**Requirements**
Repeat each entry word for word. Leave any images out of the copy.
>> start Information supplied
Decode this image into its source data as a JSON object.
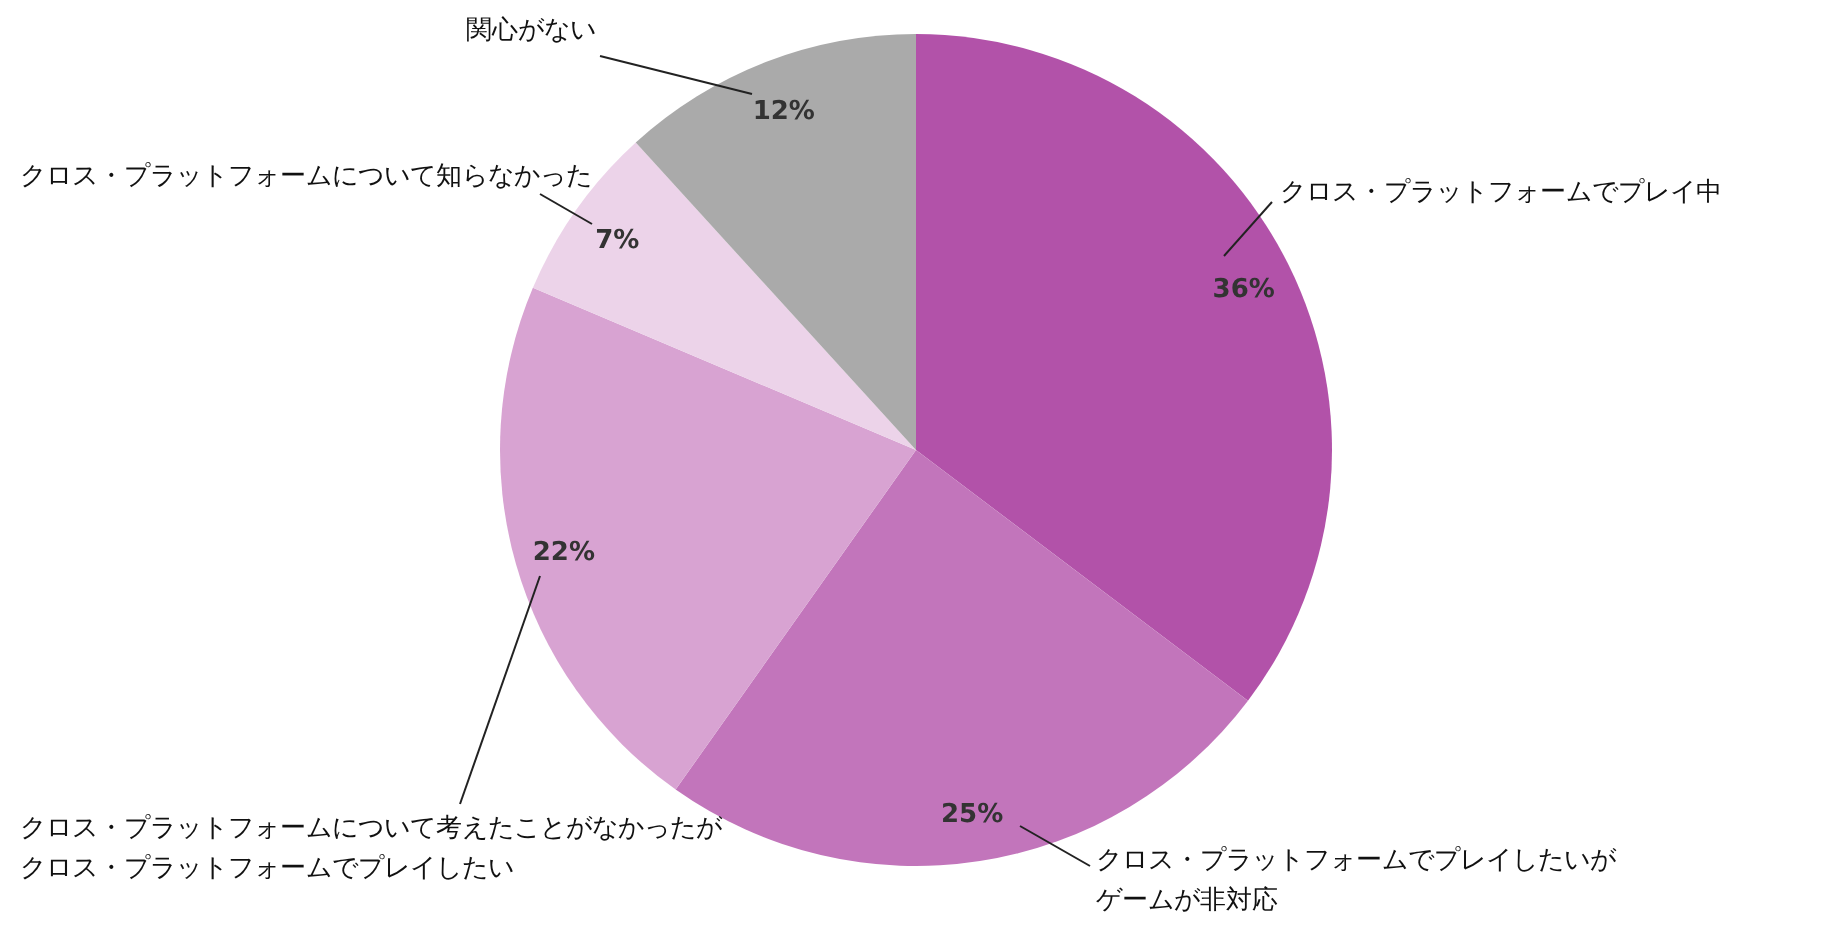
{
  "chart_data": {
    "type": "pie",
    "categories": [
      "クロス・プラットフォームでプレイ中",
      "クロス・プラットフォームでプレイしたいがゲームが非対応",
      "クロス・プラットフォームについて考えたことがなかったがクロス・プラットフォームでプレイしたい",
      "クロス・プラットフォームについて知らなかった",
      "関心がない"
    ],
    "values": [
      36,
      25,
      22,
      7,
      12
    ],
    "colors": [
      "#b252a9",
      "#c275bb",
      "#d8a3d2",
      "#ecd3e9",
      "#aaaaaa"
    ],
    "value_labels": [
      "36%",
      "25%",
      "22%",
      "7%",
      "12%"
    ]
  }
}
>> end Information supplied
**Full output**
Decode this image into its source data as a JSON object.
{
  "chart_data": {
    "type": "pie",
    "categories": [
      "クロス・プラットフォームでプレイ中",
      "クロス・プラットフォームでプレイしたいがゲームが非対応",
      "クロス・プラットフォームについて考えたことがなかったがクロス・プラットフォームでプレイしたい",
      "クロス・プラットフォームについて知らなかった",
      "関心がない"
    ],
    "values": [
      36,
      25,
      22,
      7,
      12
    ],
    "colors": [
      "#b252a9",
      "#c275bb",
      "#d8a3d2",
      "#ecd3e9",
      "#aaaaaa"
    ],
    "value_labels": [
      "36%",
      "25%",
      "22%",
      "7%",
      "12%"
    ]
  }
}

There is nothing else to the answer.